# [SET TASK]
Each line that holds the string "спорта" counts once; say how many such lines there are and add nothing.

⟨

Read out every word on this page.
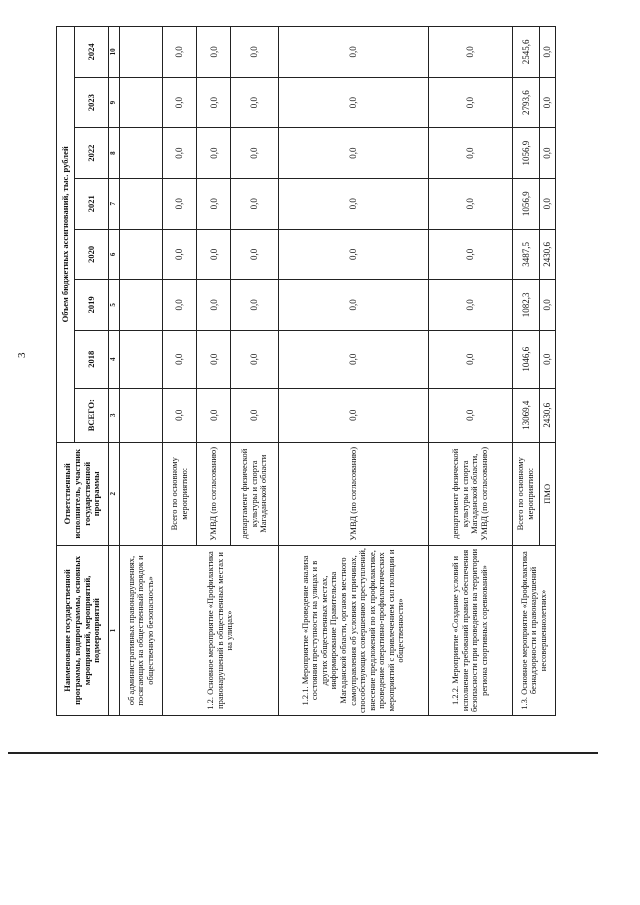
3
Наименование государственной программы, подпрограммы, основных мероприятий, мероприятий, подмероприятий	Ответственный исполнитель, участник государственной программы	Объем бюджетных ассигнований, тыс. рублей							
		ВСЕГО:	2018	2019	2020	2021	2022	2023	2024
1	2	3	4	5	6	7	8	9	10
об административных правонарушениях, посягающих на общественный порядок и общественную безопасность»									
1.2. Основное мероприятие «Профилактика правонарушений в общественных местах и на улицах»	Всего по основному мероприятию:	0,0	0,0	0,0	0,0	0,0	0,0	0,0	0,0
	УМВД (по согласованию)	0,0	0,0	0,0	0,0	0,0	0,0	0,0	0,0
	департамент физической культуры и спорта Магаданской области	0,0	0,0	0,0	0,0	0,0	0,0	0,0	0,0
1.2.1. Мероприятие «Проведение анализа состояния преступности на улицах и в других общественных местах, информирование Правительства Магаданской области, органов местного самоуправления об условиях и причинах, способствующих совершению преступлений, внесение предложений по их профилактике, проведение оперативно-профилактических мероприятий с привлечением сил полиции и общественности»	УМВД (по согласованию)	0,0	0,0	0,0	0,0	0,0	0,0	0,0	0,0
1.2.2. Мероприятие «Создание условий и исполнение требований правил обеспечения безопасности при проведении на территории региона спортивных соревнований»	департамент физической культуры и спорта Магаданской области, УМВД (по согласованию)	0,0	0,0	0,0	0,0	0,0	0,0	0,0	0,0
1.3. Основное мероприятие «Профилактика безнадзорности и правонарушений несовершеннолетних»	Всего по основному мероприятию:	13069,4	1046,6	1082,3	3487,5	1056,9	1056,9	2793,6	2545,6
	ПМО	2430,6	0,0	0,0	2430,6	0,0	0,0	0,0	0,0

⟩
⟨

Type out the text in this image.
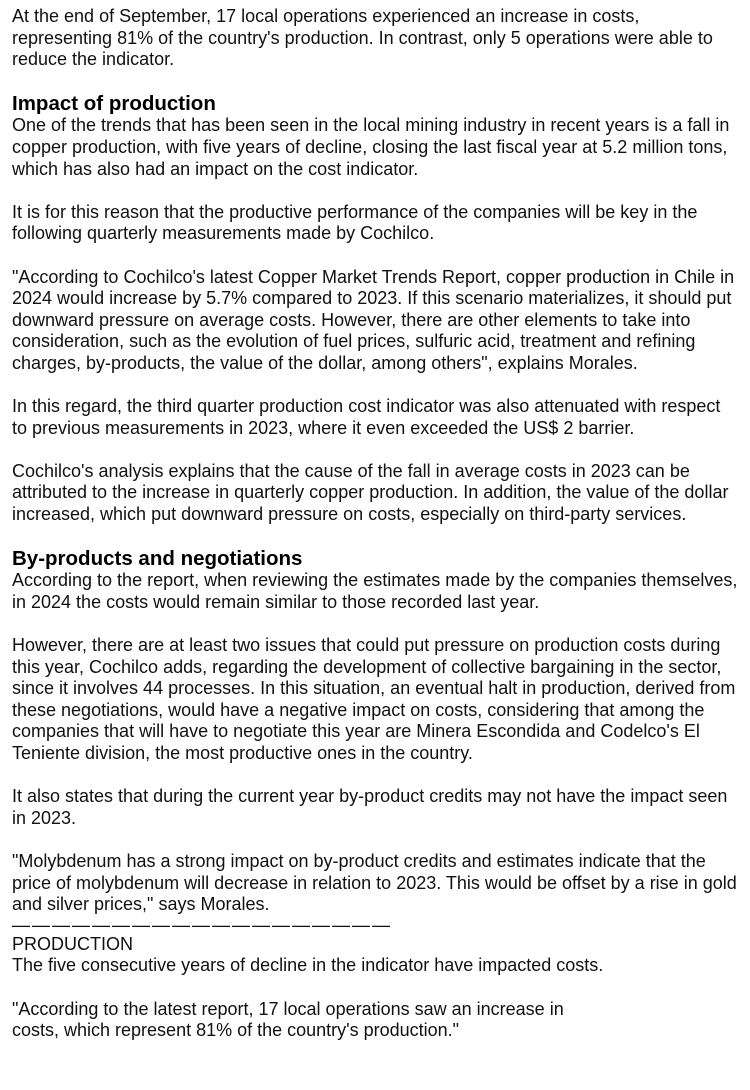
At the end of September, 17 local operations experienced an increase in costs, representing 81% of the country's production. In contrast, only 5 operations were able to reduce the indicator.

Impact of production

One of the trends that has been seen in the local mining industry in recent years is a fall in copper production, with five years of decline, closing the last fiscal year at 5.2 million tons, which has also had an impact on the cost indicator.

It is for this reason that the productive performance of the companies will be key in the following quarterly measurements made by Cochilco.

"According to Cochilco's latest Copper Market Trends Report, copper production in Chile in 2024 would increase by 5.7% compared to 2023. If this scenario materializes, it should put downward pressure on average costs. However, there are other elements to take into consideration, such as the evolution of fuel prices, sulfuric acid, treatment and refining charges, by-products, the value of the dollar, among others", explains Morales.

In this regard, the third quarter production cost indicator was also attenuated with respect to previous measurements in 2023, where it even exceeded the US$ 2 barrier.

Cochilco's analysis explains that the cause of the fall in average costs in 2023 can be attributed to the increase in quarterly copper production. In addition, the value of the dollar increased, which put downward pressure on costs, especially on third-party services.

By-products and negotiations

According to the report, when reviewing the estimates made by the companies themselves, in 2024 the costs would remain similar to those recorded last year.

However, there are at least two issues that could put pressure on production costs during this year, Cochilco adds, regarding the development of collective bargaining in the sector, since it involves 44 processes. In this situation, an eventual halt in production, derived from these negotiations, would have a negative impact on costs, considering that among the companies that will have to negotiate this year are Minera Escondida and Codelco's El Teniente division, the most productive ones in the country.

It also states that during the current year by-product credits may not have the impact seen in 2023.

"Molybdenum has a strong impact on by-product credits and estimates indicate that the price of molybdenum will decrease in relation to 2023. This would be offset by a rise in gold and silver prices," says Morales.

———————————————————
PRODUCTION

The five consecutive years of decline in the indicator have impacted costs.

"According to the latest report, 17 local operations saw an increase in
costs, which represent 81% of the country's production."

⟩
⟨

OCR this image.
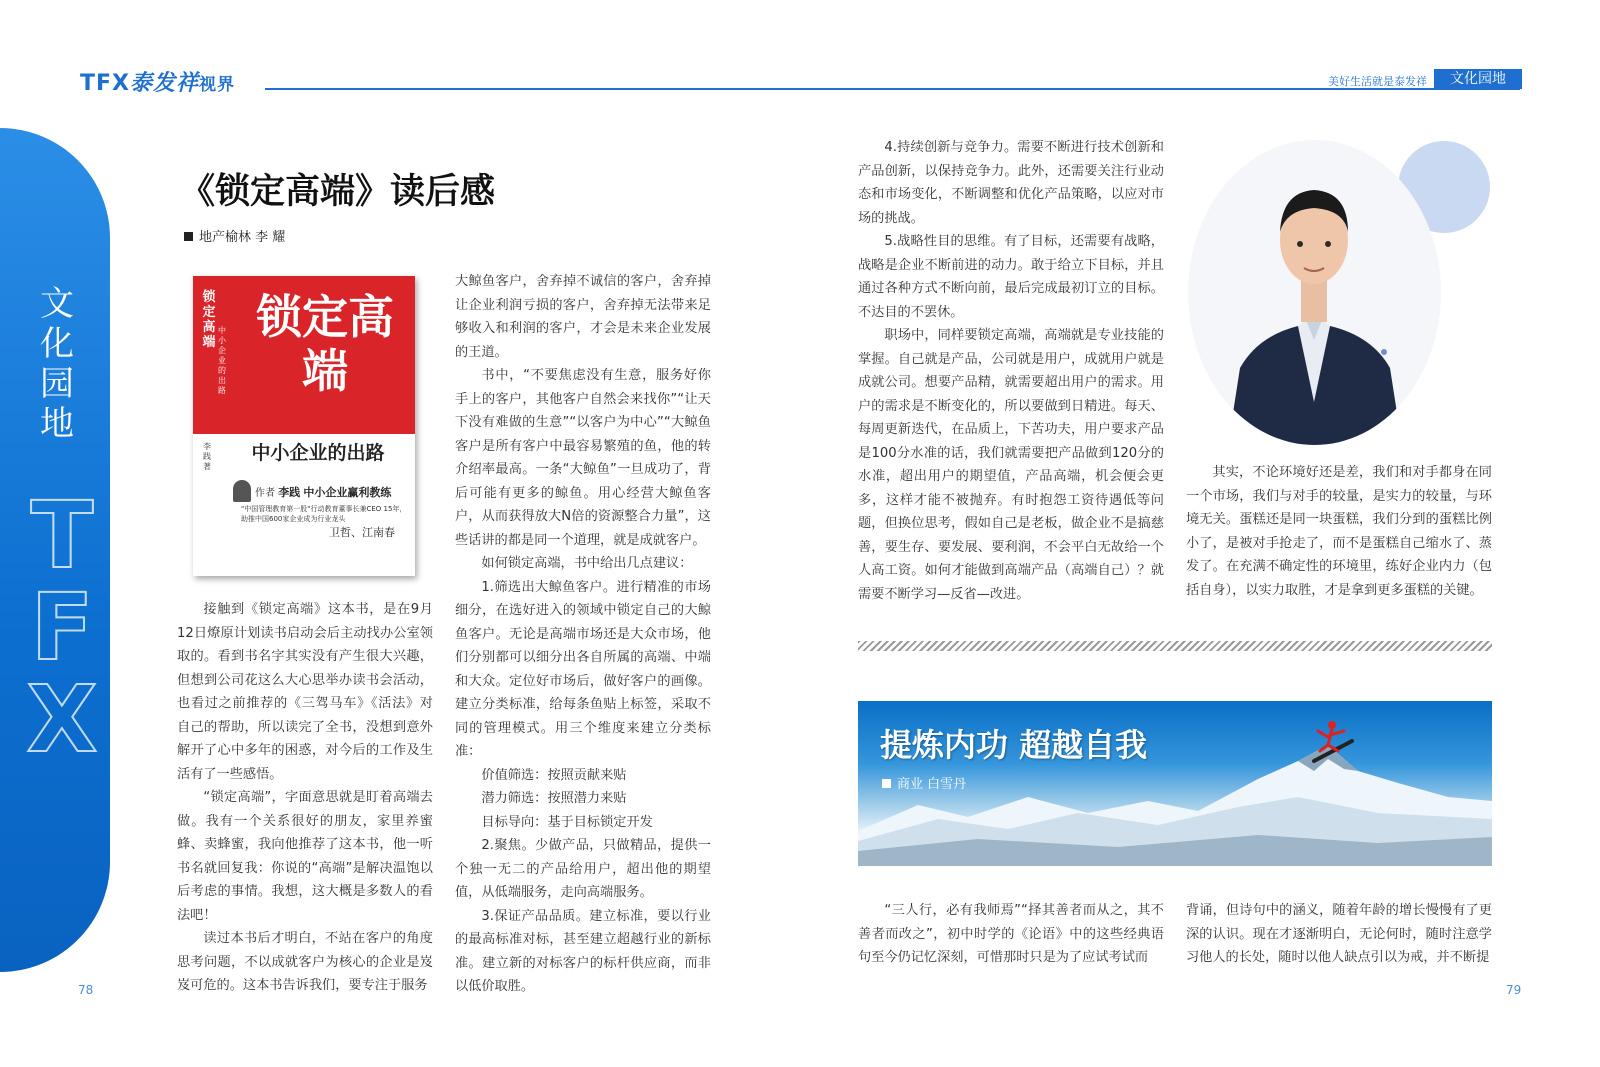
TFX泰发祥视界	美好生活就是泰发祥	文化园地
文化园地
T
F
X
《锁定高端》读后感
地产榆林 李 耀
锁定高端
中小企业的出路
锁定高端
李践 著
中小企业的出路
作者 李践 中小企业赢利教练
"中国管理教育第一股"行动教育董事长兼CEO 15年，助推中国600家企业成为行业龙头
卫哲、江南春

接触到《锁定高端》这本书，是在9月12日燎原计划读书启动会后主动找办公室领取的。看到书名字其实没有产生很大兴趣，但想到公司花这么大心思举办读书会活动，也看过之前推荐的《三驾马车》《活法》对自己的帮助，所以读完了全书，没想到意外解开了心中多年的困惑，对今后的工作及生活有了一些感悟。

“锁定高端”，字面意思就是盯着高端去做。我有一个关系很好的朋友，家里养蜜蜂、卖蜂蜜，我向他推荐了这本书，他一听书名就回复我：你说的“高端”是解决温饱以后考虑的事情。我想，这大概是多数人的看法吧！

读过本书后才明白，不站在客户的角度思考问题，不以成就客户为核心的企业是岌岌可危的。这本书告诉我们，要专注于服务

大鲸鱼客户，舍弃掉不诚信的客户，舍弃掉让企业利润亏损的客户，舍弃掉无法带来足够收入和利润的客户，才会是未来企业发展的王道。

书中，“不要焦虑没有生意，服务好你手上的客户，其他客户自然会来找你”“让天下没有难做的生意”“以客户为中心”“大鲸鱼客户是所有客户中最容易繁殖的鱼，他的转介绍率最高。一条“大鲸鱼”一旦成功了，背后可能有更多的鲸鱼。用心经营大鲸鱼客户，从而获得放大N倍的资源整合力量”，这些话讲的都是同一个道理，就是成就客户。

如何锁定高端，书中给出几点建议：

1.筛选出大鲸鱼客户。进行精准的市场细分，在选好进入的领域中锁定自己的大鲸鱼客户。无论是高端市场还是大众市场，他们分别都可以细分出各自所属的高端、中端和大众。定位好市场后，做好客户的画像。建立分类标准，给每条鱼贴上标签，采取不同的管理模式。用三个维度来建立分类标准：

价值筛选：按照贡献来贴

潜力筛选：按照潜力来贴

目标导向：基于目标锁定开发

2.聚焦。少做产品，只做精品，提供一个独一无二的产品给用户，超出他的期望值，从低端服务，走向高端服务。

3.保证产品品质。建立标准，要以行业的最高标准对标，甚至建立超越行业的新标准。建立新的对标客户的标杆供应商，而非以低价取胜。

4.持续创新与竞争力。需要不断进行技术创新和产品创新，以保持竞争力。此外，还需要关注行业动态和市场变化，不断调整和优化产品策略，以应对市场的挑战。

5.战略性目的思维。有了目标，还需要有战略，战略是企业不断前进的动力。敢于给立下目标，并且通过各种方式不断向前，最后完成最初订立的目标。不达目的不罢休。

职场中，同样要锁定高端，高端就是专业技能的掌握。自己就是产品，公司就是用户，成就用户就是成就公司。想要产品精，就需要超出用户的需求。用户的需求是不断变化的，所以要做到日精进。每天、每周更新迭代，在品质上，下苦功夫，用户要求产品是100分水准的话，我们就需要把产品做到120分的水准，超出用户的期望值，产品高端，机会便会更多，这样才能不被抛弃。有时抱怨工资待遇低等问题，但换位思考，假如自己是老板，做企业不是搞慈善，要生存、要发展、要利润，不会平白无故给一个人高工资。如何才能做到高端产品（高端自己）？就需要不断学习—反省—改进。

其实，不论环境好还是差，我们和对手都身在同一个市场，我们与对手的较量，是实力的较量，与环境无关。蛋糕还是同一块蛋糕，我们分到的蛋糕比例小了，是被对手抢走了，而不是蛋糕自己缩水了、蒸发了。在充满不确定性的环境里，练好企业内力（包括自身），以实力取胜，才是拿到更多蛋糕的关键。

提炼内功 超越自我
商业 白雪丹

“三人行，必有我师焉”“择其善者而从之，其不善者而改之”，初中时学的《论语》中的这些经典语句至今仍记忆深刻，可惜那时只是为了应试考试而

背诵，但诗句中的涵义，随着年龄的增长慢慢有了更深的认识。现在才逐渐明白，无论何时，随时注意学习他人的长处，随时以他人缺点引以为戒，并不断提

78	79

⟩

# [FULL RESPONSE]
2